[BEGIN TASK INPUT]

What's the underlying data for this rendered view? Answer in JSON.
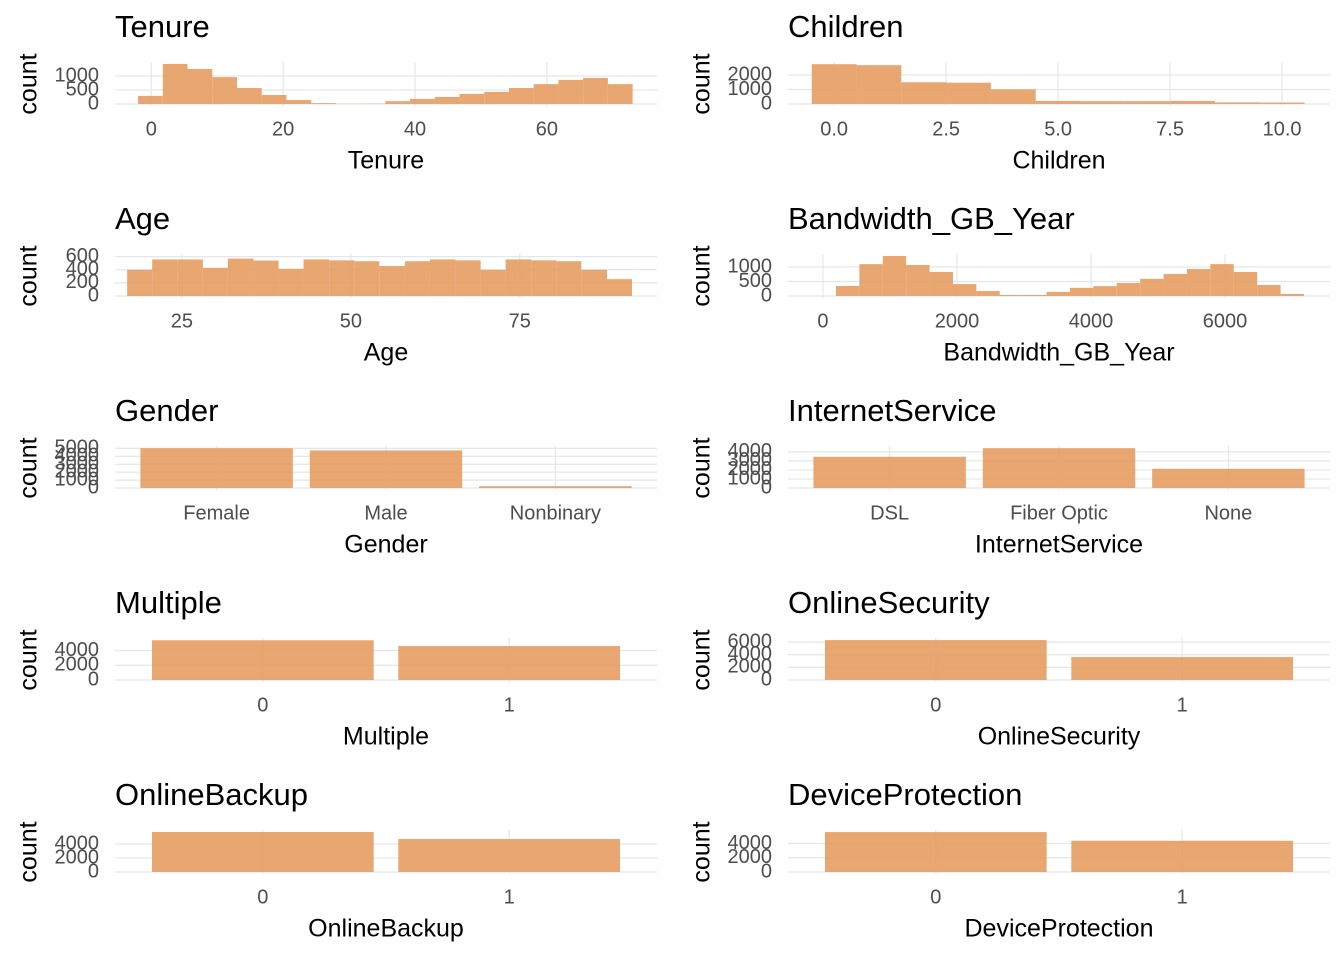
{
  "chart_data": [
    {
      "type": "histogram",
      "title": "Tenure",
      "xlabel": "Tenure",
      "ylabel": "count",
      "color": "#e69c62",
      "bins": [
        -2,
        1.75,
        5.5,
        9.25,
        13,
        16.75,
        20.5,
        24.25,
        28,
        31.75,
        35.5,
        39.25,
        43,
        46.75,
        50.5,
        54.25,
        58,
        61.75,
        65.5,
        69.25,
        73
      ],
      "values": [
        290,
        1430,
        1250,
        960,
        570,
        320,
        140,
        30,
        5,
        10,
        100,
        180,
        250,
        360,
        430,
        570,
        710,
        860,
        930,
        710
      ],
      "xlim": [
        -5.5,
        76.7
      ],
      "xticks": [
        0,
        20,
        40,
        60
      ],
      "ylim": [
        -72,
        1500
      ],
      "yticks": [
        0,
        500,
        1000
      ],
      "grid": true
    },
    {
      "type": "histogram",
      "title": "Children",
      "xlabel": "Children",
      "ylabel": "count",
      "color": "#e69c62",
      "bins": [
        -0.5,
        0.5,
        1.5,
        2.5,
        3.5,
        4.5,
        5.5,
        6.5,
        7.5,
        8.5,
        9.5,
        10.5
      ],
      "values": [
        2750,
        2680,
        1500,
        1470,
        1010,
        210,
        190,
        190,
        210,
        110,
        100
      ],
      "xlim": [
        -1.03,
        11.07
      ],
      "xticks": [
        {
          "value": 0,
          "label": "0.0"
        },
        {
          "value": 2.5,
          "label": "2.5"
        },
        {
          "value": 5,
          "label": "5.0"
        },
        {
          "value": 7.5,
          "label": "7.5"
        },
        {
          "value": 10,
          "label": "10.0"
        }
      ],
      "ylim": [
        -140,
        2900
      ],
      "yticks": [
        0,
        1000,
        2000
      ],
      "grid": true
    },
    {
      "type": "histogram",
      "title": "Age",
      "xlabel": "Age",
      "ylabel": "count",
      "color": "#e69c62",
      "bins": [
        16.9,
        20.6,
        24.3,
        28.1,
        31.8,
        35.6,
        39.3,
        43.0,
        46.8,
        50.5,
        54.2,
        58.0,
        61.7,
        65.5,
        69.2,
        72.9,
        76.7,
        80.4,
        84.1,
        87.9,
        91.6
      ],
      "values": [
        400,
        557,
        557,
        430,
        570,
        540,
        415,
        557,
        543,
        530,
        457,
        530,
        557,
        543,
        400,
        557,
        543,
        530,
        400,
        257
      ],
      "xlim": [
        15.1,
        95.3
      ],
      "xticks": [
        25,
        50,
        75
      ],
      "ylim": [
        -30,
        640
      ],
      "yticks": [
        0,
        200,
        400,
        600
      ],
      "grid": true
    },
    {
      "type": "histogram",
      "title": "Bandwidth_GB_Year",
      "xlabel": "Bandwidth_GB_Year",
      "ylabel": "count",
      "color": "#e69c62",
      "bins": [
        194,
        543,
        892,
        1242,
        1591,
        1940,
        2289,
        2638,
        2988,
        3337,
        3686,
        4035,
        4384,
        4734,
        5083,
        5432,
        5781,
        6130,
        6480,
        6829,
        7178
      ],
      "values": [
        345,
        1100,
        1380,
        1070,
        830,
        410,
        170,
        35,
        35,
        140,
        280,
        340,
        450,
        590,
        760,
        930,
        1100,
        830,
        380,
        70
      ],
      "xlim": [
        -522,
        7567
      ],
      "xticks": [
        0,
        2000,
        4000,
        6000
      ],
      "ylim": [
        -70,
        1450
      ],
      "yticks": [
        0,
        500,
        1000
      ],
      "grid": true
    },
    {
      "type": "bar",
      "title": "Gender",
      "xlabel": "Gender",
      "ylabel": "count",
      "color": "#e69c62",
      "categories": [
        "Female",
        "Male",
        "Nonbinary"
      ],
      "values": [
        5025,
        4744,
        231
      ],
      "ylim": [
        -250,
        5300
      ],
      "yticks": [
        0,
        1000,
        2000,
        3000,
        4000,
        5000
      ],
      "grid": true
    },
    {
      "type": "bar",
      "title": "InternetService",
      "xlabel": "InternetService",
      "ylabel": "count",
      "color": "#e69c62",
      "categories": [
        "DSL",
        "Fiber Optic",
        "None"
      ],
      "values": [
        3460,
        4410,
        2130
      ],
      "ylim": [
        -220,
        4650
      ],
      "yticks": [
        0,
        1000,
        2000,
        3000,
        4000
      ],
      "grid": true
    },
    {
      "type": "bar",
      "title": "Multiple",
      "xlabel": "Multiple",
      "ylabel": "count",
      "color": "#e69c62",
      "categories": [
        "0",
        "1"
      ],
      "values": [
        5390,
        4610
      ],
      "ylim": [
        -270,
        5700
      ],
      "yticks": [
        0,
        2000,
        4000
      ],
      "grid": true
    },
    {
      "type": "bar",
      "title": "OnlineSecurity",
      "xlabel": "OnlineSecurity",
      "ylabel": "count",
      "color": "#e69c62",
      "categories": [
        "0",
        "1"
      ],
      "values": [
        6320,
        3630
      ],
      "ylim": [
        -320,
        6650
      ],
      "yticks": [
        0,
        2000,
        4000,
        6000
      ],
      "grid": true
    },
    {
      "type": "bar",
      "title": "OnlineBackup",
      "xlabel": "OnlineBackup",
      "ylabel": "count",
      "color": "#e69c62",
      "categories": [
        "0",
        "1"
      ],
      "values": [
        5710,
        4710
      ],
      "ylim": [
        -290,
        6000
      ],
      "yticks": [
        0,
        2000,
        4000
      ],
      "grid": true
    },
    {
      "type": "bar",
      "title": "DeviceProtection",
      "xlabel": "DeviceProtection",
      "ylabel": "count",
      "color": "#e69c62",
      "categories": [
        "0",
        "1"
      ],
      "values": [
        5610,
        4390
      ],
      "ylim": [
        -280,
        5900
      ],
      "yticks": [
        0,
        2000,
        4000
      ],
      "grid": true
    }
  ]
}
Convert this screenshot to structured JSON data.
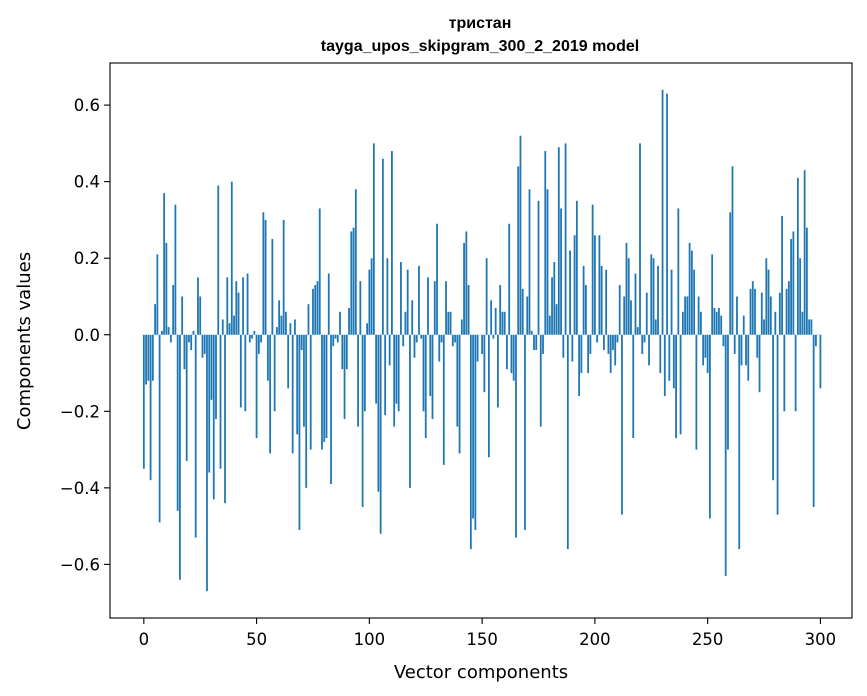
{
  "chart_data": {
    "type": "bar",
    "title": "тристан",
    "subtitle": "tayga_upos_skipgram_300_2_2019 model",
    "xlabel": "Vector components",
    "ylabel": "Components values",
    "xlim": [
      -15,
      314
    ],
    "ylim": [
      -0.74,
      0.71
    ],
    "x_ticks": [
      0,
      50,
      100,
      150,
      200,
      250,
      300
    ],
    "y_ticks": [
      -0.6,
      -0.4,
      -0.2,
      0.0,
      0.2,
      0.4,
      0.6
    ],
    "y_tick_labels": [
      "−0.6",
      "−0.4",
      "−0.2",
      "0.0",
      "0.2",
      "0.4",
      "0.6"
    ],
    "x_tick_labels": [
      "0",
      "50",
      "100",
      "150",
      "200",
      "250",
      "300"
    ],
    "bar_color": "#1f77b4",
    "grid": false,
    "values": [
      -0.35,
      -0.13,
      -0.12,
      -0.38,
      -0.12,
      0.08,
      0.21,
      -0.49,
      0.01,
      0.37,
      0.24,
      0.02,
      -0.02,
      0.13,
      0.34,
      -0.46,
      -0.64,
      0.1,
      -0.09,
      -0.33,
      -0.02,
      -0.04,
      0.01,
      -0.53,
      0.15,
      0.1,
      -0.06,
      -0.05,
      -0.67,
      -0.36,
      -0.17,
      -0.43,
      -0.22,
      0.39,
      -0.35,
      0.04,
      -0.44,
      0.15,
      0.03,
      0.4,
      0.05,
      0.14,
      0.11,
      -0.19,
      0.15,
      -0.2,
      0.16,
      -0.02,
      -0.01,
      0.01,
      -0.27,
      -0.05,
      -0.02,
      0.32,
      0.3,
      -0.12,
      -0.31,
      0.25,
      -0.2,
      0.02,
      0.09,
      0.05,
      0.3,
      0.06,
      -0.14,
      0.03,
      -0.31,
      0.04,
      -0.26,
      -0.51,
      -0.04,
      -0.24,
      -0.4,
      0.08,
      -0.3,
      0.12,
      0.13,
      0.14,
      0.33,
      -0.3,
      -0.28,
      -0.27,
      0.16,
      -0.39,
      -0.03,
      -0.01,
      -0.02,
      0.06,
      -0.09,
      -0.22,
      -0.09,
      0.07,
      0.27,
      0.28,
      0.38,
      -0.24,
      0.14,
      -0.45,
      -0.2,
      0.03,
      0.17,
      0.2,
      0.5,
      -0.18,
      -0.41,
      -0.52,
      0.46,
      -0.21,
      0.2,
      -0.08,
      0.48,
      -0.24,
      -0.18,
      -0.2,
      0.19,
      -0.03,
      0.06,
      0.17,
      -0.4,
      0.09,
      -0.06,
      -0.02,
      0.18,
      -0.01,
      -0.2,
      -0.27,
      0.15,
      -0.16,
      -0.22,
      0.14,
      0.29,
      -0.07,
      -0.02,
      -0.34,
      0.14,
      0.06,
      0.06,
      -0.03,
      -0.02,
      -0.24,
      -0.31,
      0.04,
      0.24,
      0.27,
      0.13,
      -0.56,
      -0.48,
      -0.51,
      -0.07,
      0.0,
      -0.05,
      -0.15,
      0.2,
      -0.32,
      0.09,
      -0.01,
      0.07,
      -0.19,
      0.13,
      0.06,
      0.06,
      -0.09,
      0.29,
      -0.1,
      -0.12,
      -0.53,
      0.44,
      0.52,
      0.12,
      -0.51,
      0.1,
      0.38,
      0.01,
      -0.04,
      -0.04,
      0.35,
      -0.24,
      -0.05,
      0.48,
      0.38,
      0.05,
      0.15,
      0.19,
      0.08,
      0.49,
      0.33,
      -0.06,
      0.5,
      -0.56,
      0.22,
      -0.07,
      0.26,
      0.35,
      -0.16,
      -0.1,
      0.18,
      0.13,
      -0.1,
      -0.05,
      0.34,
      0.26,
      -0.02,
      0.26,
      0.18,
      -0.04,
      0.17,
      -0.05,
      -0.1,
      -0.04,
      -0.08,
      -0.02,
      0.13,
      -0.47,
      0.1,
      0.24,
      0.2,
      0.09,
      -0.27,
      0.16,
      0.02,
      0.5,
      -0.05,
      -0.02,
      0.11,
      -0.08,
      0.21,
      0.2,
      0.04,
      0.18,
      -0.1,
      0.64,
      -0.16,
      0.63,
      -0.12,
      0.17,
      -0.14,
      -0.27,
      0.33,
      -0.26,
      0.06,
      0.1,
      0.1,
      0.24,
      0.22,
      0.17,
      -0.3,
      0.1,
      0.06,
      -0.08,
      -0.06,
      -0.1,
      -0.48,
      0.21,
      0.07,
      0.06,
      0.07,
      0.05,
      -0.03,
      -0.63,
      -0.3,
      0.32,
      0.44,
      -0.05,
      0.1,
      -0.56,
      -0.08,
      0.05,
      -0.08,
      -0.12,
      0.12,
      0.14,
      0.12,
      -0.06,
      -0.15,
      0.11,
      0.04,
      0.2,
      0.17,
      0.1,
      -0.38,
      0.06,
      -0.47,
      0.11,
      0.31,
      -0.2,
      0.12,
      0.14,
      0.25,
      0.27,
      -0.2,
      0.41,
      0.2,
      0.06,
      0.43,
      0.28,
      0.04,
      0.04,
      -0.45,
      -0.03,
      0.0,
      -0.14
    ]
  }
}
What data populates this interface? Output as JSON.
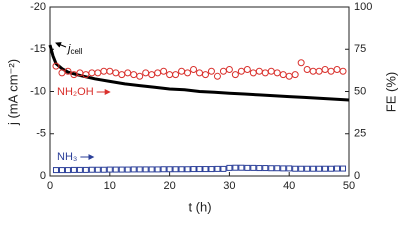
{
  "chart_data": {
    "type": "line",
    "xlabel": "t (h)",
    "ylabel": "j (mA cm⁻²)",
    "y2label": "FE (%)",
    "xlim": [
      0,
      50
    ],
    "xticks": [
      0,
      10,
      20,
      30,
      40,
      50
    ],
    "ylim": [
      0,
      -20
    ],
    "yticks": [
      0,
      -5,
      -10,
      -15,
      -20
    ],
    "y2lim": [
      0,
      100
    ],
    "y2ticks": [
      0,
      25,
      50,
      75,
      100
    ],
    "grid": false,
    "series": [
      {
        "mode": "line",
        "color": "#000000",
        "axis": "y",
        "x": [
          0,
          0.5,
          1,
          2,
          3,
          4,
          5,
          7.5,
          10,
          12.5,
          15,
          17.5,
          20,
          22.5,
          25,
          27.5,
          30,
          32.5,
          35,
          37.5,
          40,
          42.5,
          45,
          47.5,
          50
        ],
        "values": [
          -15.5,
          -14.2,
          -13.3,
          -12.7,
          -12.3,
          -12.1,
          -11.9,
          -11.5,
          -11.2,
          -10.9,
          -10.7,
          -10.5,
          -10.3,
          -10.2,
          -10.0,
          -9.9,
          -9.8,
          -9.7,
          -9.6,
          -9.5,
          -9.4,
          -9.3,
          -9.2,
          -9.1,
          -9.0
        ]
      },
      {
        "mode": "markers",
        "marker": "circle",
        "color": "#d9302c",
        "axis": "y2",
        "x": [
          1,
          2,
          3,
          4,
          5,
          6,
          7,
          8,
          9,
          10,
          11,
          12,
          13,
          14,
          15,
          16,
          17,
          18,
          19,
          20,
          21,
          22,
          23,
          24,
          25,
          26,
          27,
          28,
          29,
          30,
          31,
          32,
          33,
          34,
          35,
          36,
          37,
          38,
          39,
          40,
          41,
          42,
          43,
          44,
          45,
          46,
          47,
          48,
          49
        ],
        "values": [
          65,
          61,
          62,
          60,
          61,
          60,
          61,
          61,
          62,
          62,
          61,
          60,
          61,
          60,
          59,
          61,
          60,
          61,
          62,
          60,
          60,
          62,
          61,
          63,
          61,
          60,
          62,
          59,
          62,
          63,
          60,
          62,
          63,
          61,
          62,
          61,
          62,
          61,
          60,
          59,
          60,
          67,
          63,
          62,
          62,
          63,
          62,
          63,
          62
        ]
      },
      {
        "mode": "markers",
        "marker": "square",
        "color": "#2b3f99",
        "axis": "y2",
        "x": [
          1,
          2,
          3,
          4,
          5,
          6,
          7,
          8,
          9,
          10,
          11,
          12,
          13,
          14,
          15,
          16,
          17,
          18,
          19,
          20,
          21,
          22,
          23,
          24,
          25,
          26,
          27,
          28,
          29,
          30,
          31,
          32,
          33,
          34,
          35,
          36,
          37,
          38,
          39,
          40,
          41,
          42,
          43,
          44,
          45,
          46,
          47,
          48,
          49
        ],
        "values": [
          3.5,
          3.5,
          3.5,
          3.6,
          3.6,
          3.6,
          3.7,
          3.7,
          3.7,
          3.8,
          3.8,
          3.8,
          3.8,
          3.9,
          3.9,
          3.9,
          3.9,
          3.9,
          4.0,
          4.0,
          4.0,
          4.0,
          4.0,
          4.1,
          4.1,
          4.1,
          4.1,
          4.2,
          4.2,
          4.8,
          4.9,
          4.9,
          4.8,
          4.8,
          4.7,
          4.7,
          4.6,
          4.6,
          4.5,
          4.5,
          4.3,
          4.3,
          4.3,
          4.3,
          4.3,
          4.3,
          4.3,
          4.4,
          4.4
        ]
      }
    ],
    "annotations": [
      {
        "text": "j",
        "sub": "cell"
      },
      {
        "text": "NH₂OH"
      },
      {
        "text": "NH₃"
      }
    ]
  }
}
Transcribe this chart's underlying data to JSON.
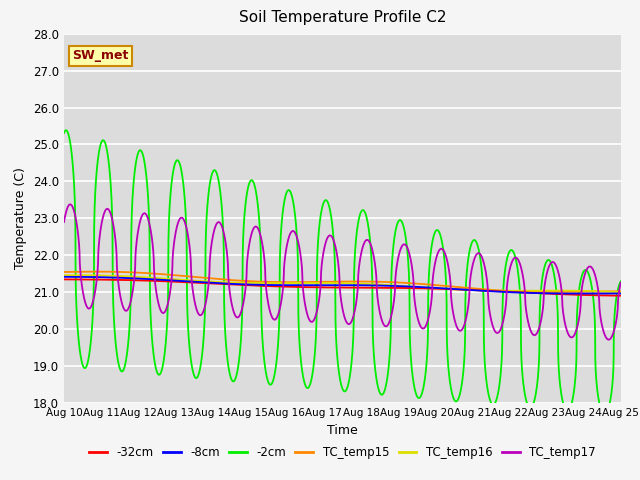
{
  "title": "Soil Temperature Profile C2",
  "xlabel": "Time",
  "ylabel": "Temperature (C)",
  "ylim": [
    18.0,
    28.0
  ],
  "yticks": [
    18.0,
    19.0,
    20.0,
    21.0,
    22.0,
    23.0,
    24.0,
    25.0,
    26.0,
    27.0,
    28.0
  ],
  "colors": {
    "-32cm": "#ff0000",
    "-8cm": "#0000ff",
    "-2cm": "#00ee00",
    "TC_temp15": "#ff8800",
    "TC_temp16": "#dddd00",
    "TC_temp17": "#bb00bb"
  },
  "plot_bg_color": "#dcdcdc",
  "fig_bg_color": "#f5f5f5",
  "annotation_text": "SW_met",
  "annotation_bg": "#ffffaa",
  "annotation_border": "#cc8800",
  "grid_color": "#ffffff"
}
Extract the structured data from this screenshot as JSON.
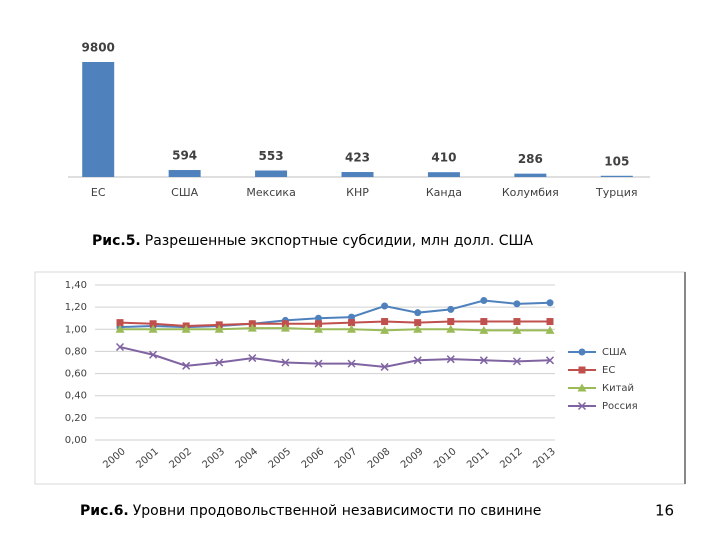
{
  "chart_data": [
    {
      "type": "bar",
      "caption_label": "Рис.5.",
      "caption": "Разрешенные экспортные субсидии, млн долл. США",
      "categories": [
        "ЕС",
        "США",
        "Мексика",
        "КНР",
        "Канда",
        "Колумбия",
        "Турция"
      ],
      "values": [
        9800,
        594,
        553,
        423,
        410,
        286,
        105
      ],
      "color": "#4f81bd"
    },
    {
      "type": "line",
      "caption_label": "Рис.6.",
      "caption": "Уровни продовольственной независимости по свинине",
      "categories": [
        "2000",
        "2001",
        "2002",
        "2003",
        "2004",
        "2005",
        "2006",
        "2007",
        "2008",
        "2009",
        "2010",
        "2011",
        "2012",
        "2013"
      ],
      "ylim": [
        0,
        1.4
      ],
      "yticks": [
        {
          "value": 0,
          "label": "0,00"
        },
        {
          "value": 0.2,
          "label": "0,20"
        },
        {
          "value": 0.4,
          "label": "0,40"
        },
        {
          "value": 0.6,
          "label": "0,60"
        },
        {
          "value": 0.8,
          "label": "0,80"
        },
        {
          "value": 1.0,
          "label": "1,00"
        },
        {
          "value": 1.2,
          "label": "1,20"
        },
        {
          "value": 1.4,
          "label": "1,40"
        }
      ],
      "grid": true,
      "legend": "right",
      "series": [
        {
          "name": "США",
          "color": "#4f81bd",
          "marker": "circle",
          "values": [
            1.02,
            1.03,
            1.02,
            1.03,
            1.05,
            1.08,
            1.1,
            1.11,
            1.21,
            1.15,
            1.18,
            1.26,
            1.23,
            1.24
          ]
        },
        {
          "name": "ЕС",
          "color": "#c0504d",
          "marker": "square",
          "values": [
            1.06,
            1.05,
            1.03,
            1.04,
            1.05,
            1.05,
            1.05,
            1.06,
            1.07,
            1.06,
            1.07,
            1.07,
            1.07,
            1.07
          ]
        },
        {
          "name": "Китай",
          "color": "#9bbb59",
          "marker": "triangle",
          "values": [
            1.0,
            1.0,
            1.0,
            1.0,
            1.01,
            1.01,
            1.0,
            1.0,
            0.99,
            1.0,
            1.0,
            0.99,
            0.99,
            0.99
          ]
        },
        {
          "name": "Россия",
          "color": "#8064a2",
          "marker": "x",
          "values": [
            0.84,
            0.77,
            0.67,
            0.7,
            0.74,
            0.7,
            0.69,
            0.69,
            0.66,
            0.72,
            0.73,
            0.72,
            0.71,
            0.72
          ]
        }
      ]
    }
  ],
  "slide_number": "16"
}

[END TASK INPUT]

Copy every line that contains the string "Temperature".

■ RESPONSE TO THIS EXERCISE ■
  "title": "Soil Temperature Profile C2",
  "ylabel": "Temperature (C)",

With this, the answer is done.